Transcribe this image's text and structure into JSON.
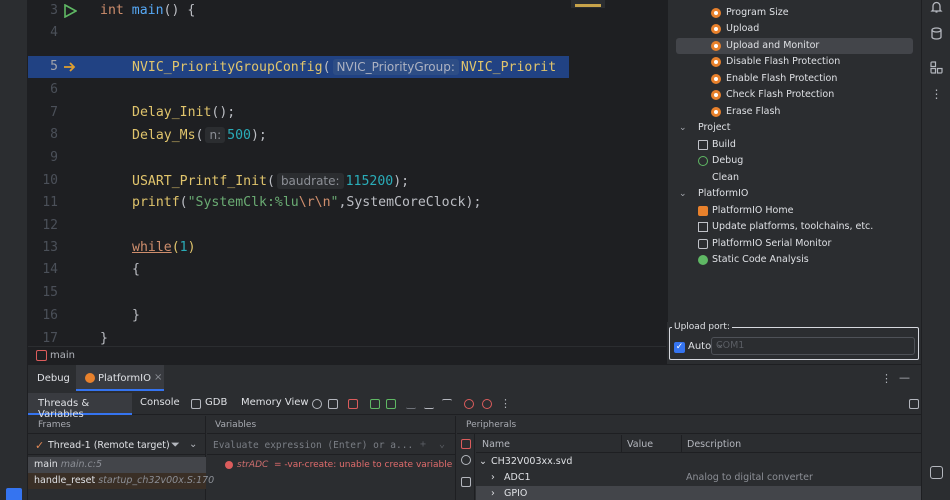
{
  "editor": {
    "lines": [
      {
        "num": "3"
      },
      {
        "num": "4"
      },
      {
        "num": "5"
      },
      {
        "num": "6"
      },
      {
        "num": "7"
      },
      {
        "num": "8"
      },
      {
        "num": "9"
      },
      {
        "num": "10"
      },
      {
        "num": "11"
      },
      {
        "num": "12"
      },
      {
        "num": "13"
      },
      {
        "num": "14"
      },
      {
        "num": "15"
      },
      {
        "num": "16"
      },
      {
        "num": "17"
      }
    ],
    "tokens": {
      "int": "int",
      "main": "main",
      "main_rest": "() {",
      "nvic": "NVIC_PriorityGroupConfig",
      "paren_open": "(",
      "nvic_hint": "NVIC_PriorityGroup:",
      "nvic_arg": "NVIC_Priorit",
      "delay_init": "Delay_Init",
      "delay_init_rest": "();",
      "delay_ms": "Delay_Ms",
      "delay_ms_hint": "n:",
      "delay_ms_arg": "500",
      "delay_ms_rest": ");",
      "usart": "USART_Printf_Init",
      "usart_hint": "baudrate:",
      "usart_arg": "115200",
      "usart_rest": ");",
      "printf": "printf",
      "printf_open": "(",
      "printf_str1": "\"SystemClk:%lu",
      "printf_esc": "\\r\\n",
      "printf_str2": "\"",
      "printf_rest": ",SystemCoreClock);",
      "while": "while",
      "while_open": "(",
      "while_arg": "1",
      "while_close": ")",
      "brace_open": "{",
      "brace_close": "}",
      "brace_final": "}"
    }
  },
  "breadcrumb": {
    "label": "main"
  },
  "platformio_panel": {
    "items": [
      {
        "label": "Program Size",
        "icon": "platformio-icon"
      },
      {
        "label": "Upload",
        "icon": "platformio-icon"
      },
      {
        "label": "Upload and Monitor",
        "icon": "platformio-icon",
        "selected": true
      },
      {
        "label": "Disable Flash Protection",
        "icon": "platformio-icon"
      },
      {
        "label": "Enable Flash Protection",
        "icon": "platformio-icon"
      },
      {
        "label": "Check Flash Protection",
        "icon": "platformio-icon"
      },
      {
        "label": "Erase Flash",
        "icon": "platformio-icon"
      }
    ],
    "project_group": {
      "label": "Project",
      "items": [
        {
          "label": "Build",
          "icon": "build-icon"
        },
        {
          "label": "Debug",
          "icon": "debug-icon"
        },
        {
          "label": "Clean",
          "icon": "none"
        }
      ]
    },
    "platformio_group": {
      "label": "PlatformIO",
      "items": [
        {
          "label": "PlatformIO Home",
          "icon": "home-icon"
        },
        {
          "label": "Update platforms, toolchains, etc.",
          "icon": "update-icon"
        },
        {
          "label": "PlatformIO Serial Monitor",
          "icon": "serial-icon"
        },
        {
          "label": "Static Code Analysis",
          "icon": "analysis-icon"
        }
      ]
    }
  },
  "upload_port": {
    "legend": "Upload port:",
    "auto_label": "Auto",
    "auto_checked": true,
    "port_value": "COM1"
  },
  "debug_panel": {
    "title": "Debug",
    "session_tab": "PlatformIO",
    "toolbar_tabs": {
      "threads": "Threads & Variables",
      "console": "Console",
      "gdb": "GDB",
      "memory": "Memory View"
    },
    "frames": {
      "header": "Frames",
      "thread": "Thread-1 (Remote target)",
      "rows": [
        {
          "name": "main",
          "location": "main.c:5"
        },
        {
          "name": "handle_reset",
          "location": "startup_ch32v00x.S:170"
        }
      ]
    },
    "variables": {
      "header": "Variables",
      "eval_placeholder": "Evaluate expression (Enter) or a...",
      "row_name": "strADC",
      "row_message": "= -var-create: unable to create variable obj"
    },
    "peripherals": {
      "header": "Peripherals",
      "columns": {
        "name": "Name",
        "value": "Value",
        "description": "Description"
      },
      "rows": [
        {
          "name": "CH32V003xx.svd",
          "description": ""
        },
        {
          "name": "ADC1",
          "description": "Analog to digital converter"
        },
        {
          "name": "GPIO",
          "description": ""
        }
      ]
    }
  },
  "colors": {
    "accent": "#3574f0",
    "selection": "#214283",
    "platformio_orange": "#e8812c"
  }
}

════════════════════

Task details
Repeat the material above in full and exactly, omitting the pictures.

Final answer
Transcribe this image's text and structure into JSON.
{
  "editor": {
    "lines": [
      {
        "num": "3"
      },
      {
        "num": "4"
      },
      {
        "num": "5"
      },
      {
        "num": "6"
      },
      {
        "num": "7"
      },
      {
        "num": "8"
      },
      {
        "num": "9"
      },
      {
        "num": "10"
      },
      {
        "num": "11"
      },
      {
        "num": "12"
      },
      {
        "num": "13"
      },
      {
        "num": "14"
      },
      {
        "num": "15"
      },
      {
        "num": "16"
      },
      {
        "num": "17"
      }
    ],
    "tokens": {
      "int": "int",
      "main": "main",
      "main_rest": "() {",
      "nvic": "NVIC_PriorityGroupConfig",
      "paren_open": "(",
      "nvic_hint": "NVIC_PriorityGroup:",
      "nvic_arg": "NVIC_Priorit",
      "delay_init": "Delay_Init",
      "delay_init_rest": "();",
      "delay_ms": "Delay_Ms",
      "delay_ms_hint": "n:",
      "delay_ms_arg": "500",
      "delay_ms_rest": ");",
      "usart": "USART_Printf_Init",
      "usart_hint": "baudrate:",
      "usart_arg": "115200",
      "usart_rest": ");",
      "printf": "printf",
      "printf_open": "(",
      "printf_str1": "\"SystemClk:%lu",
      "printf_esc": "\\r\\n",
      "printf_str2": "\"",
      "printf_rest": ",SystemCoreClock);",
      "while": "while",
      "while_open": "(",
      "while_arg": "1",
      "while_close": ")",
      "brace_open": "{",
      "brace_close": "}",
      "brace_final": "}"
    }
  },
  "breadcrumb": {
    "label": "main"
  },
  "platformio_panel": {
    "items": [
      {
        "label": "Program Size",
        "icon": "platformio-icon"
      },
      {
        "label": "Upload",
        "icon": "platformio-icon"
      },
      {
        "label": "Upload and Monitor",
        "icon": "platformio-icon",
        "selected": true
      },
      {
        "label": "Disable Flash Protection",
        "icon": "platformio-icon"
      },
      {
        "label": "Enable Flash Protection",
        "icon": "platformio-icon"
      },
      {
        "label": "Check Flash Protection",
        "icon": "platformio-icon"
      },
      {
        "label": "Erase Flash",
        "icon": "platformio-icon"
      }
    ],
    "project_group": {
      "label": "Project",
      "items": [
        {
          "label": "Build",
          "icon": "build-icon"
        },
        {
          "label": "Debug",
          "icon": "debug-icon"
        },
        {
          "label": "Clean",
          "icon": "none"
        }
      ]
    },
    "platformio_group": {
      "label": "PlatformIO",
      "items": [
        {
          "label": "PlatformIO Home",
          "icon": "home-icon"
        },
        {
          "label": "Update platforms, toolchains, etc.",
          "icon": "update-icon"
        },
        {
          "label": "PlatformIO Serial Monitor",
          "icon": "serial-icon"
        },
        {
          "label": "Static Code Analysis",
          "icon": "analysis-icon"
        }
      ]
    }
  },
  "upload_port": {
    "legend": "Upload port:",
    "auto_label": "Auto",
    "auto_checked": true,
    "port_value": "COM1"
  },
  "debug_panel": {
    "title": "Debug",
    "session_tab": "PlatformIO",
    "toolbar_tabs": {
      "threads": "Threads & Variables",
      "console": "Console",
      "gdb": "GDB",
      "memory": "Memory View"
    },
    "frames": {
      "header": "Frames",
      "thread": "Thread-1 (Remote target)",
      "rows": [
        {
          "name": "main",
          "location": "main.c:5"
        },
        {
          "name": "handle_reset",
          "location": "startup_ch32v00x.S:170"
        }
      ]
    },
    "variables": {
      "header": "Variables",
      "eval_placeholder": "Evaluate expression (Enter) or a...",
      "row_name": "strADC",
      "row_message": "= -var-create: unable to create variable obj"
    },
    "peripherals": {
      "header": "Peripherals",
      "columns": {
        "name": "Name",
        "value": "Value",
        "description": "Description"
      },
      "rows": [
        {
          "name": "CH32V003xx.svd",
          "description": ""
        },
        {
          "name": "ADC1",
          "description": "Analog to digital converter"
        },
        {
          "name": "GPIO",
          "description": ""
        }
      ]
    }
  },
  "colors": {
    "accent": "#3574f0",
    "selection": "#214283",
    "platformio_orange": "#e8812c"
  }
}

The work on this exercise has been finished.